• [SHORT TASK]: Below are entries. Pull out all lines containing "Победы".

• [PROVIDED DATA]:
========================================

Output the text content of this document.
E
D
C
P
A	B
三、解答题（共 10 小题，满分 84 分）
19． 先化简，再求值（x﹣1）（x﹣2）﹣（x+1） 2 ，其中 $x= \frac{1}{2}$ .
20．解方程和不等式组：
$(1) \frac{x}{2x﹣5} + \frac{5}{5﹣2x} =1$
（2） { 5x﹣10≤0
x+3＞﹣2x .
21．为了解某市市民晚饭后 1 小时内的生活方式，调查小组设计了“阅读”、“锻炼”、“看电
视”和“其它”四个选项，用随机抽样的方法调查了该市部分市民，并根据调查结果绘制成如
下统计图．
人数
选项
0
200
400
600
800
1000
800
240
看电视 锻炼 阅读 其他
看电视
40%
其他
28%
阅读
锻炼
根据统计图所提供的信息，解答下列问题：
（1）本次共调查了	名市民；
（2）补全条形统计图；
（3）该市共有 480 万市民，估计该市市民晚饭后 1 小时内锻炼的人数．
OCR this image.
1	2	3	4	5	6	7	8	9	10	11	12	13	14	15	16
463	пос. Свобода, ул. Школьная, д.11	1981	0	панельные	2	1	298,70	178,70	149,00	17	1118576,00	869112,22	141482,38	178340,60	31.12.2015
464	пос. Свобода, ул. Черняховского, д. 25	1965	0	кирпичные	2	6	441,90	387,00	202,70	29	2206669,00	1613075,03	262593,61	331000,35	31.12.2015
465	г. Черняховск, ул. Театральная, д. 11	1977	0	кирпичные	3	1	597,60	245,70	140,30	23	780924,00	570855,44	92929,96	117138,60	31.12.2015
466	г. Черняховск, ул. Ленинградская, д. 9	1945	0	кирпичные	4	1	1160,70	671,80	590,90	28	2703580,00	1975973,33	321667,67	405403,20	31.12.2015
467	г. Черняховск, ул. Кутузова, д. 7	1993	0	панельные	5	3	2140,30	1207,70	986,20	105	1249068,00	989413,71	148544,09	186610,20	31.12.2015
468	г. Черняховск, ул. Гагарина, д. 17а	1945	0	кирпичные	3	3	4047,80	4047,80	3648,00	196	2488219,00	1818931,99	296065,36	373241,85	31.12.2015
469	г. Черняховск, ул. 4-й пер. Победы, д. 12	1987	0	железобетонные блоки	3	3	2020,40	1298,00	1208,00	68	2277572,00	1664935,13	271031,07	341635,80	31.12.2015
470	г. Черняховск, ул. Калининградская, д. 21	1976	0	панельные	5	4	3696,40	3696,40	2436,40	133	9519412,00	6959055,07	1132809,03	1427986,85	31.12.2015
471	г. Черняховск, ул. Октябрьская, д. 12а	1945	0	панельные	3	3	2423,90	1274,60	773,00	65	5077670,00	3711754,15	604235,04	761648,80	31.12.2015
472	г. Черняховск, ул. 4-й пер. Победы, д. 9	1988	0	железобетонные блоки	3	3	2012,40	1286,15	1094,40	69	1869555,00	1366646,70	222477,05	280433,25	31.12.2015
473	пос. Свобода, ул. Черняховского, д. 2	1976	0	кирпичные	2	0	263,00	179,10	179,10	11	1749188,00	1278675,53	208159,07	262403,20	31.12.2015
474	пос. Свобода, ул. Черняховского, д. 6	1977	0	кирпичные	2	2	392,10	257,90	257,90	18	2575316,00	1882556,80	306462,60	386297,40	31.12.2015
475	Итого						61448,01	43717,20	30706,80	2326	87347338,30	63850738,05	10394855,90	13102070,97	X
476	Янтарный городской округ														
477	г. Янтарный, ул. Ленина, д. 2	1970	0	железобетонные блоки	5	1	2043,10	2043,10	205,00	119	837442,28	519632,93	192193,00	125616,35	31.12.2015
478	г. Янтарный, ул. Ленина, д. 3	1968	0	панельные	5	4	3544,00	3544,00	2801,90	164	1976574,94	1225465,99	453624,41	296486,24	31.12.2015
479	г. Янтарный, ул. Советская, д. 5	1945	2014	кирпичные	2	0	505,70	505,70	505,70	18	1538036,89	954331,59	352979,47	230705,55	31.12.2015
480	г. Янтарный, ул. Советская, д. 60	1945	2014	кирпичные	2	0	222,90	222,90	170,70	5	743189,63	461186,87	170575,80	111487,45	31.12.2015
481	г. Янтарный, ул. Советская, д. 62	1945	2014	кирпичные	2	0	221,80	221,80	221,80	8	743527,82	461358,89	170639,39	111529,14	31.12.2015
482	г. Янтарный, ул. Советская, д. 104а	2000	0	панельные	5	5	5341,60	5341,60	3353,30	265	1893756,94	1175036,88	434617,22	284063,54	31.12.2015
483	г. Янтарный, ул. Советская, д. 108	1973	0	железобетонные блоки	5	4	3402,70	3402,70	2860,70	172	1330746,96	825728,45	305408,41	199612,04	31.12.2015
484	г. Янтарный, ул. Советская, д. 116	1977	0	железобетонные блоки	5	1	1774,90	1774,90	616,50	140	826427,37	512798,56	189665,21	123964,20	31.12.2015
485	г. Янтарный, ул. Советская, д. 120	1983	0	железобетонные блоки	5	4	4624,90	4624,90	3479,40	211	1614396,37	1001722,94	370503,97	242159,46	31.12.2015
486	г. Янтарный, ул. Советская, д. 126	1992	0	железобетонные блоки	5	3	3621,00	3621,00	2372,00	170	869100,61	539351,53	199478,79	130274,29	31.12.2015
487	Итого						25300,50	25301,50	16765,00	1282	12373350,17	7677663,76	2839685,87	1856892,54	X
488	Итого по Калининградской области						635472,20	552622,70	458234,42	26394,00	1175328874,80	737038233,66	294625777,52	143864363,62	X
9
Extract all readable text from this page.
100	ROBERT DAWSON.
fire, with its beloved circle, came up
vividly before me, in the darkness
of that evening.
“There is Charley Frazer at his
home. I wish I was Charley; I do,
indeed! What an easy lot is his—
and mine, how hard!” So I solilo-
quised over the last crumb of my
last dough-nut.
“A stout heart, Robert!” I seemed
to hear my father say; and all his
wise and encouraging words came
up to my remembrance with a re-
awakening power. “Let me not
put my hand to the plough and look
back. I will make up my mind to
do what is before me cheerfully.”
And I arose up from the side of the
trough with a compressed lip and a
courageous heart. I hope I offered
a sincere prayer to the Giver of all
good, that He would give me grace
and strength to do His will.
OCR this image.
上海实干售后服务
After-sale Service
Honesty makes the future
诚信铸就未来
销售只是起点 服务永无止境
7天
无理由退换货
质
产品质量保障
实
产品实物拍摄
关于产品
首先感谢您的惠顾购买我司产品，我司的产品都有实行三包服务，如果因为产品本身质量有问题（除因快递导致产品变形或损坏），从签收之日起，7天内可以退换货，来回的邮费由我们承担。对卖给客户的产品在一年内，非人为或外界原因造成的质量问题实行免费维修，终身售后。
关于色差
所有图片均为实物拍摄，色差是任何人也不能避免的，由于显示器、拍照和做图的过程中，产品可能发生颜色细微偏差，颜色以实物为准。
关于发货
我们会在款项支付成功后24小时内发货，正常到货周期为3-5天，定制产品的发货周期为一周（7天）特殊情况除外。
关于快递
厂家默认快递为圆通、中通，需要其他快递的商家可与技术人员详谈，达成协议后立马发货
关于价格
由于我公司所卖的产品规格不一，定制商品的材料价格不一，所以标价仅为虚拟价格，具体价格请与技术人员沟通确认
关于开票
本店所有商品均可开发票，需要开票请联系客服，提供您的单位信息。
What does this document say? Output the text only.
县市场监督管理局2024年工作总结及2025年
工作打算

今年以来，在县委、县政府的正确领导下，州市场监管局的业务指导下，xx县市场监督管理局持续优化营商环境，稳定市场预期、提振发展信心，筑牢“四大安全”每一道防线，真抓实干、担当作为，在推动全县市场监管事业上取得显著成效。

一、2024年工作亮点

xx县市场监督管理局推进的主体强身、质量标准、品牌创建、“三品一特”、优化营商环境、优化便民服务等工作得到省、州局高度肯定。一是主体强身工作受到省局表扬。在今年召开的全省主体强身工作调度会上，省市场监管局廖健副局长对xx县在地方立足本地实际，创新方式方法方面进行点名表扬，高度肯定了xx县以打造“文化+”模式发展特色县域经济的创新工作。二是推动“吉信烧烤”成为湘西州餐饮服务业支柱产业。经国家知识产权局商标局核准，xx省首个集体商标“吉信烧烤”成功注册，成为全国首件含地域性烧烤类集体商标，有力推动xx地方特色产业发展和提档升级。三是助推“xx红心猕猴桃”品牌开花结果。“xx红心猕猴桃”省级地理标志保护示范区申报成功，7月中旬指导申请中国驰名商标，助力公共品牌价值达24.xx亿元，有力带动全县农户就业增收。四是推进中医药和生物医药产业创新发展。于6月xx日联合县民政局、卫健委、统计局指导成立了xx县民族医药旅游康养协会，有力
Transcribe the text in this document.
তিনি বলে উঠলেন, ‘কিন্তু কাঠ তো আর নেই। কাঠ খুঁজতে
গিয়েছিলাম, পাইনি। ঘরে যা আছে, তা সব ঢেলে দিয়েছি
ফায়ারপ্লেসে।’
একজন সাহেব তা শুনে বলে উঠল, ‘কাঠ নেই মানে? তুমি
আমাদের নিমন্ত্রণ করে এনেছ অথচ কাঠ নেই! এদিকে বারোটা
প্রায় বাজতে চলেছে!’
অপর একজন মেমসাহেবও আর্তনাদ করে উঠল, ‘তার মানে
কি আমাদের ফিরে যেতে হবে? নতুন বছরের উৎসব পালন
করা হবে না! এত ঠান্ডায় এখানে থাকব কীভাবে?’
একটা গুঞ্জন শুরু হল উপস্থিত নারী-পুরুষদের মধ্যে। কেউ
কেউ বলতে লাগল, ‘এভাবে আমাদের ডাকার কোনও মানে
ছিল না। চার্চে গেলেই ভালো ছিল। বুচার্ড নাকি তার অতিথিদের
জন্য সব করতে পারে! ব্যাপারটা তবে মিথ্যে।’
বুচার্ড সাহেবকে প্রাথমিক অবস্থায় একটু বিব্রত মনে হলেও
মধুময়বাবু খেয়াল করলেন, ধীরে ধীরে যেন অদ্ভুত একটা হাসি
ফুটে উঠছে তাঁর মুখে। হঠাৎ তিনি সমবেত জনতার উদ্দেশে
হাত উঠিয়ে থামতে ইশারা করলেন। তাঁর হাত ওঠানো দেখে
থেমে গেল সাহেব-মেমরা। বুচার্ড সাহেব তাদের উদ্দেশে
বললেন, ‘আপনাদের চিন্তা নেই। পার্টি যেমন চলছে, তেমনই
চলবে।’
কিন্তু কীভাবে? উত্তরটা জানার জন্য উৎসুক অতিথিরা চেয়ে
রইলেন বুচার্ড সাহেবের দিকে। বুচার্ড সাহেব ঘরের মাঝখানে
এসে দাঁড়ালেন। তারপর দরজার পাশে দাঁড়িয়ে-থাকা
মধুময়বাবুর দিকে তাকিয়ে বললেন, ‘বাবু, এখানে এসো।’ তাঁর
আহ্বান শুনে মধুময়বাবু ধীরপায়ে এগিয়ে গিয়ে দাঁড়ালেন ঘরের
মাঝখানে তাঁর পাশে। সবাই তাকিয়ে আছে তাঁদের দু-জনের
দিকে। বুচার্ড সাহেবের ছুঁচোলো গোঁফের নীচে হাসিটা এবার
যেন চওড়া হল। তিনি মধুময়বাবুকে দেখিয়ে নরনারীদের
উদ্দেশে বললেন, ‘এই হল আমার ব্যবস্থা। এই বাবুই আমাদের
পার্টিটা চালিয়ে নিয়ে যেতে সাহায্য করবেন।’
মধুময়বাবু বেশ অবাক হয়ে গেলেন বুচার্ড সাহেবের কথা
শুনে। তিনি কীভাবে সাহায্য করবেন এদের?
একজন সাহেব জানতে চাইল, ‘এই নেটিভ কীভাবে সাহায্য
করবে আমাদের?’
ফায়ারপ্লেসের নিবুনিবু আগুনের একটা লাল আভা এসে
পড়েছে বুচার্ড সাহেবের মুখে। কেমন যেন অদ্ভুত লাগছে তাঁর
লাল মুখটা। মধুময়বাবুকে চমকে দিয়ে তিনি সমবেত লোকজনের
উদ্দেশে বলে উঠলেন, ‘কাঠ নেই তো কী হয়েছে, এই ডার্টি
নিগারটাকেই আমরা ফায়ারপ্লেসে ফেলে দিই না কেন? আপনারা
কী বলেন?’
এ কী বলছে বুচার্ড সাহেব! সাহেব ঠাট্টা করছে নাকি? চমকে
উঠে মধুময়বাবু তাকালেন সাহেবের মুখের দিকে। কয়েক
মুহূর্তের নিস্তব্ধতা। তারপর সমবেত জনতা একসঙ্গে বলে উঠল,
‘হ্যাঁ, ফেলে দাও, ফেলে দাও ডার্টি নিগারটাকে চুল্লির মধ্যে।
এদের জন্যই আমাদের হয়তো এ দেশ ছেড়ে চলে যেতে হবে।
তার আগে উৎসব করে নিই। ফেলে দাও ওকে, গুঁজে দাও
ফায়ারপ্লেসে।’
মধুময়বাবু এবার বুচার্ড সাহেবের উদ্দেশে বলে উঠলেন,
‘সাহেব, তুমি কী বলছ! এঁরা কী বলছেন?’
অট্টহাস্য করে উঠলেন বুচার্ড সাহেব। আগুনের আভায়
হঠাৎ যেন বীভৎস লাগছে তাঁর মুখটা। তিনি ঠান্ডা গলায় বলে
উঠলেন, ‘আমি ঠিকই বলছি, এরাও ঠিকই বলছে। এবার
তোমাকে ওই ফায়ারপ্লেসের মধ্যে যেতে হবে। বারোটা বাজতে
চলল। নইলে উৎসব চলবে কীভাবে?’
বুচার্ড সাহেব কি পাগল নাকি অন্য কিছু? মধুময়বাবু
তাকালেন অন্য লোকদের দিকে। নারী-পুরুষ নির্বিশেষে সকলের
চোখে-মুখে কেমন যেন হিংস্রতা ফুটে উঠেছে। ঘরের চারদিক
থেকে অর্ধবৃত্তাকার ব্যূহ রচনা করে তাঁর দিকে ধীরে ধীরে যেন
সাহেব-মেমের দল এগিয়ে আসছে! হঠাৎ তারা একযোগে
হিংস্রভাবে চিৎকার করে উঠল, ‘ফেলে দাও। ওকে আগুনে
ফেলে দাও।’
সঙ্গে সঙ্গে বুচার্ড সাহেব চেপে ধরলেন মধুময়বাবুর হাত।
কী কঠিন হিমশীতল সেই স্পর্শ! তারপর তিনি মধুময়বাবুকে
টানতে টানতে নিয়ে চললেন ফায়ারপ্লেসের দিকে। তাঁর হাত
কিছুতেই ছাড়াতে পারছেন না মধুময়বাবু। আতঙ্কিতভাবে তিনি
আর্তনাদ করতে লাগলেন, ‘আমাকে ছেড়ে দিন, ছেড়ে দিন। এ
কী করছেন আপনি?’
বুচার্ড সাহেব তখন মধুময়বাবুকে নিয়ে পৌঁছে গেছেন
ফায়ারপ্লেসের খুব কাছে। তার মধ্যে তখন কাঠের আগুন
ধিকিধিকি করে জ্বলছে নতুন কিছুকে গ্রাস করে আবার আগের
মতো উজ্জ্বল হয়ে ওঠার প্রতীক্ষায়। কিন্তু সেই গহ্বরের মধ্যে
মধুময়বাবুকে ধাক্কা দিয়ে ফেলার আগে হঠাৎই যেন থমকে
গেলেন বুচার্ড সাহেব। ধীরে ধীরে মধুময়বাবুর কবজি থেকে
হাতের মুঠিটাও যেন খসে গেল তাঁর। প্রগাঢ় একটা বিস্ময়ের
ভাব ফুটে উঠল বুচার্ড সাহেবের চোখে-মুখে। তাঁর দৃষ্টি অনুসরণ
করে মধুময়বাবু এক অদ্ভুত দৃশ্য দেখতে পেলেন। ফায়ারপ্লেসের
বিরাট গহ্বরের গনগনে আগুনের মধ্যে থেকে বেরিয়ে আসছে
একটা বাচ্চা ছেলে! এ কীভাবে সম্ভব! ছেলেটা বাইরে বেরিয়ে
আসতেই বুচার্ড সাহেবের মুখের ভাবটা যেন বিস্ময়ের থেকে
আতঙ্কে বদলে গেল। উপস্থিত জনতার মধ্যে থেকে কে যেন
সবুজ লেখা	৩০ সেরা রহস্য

========================================

• [FINAL RESULT]:
469	г. Черняховск, ул. 4-й пер. Победы, д. 12	1987	0	железобетонные блоки	3	3	2020,40	1298,00	1208,00	68	2277572,00	1664935,13	271031,07	341635,80	31.12.2015
472	г. Черняховск, ул. 4-й пер. Победы, д. 9	1988	0	железобетонные блоки	3	3	2012,40	1286,15	1094,40	69	1869555,00	1366646,70	222477,05	280433,25	31.12.2015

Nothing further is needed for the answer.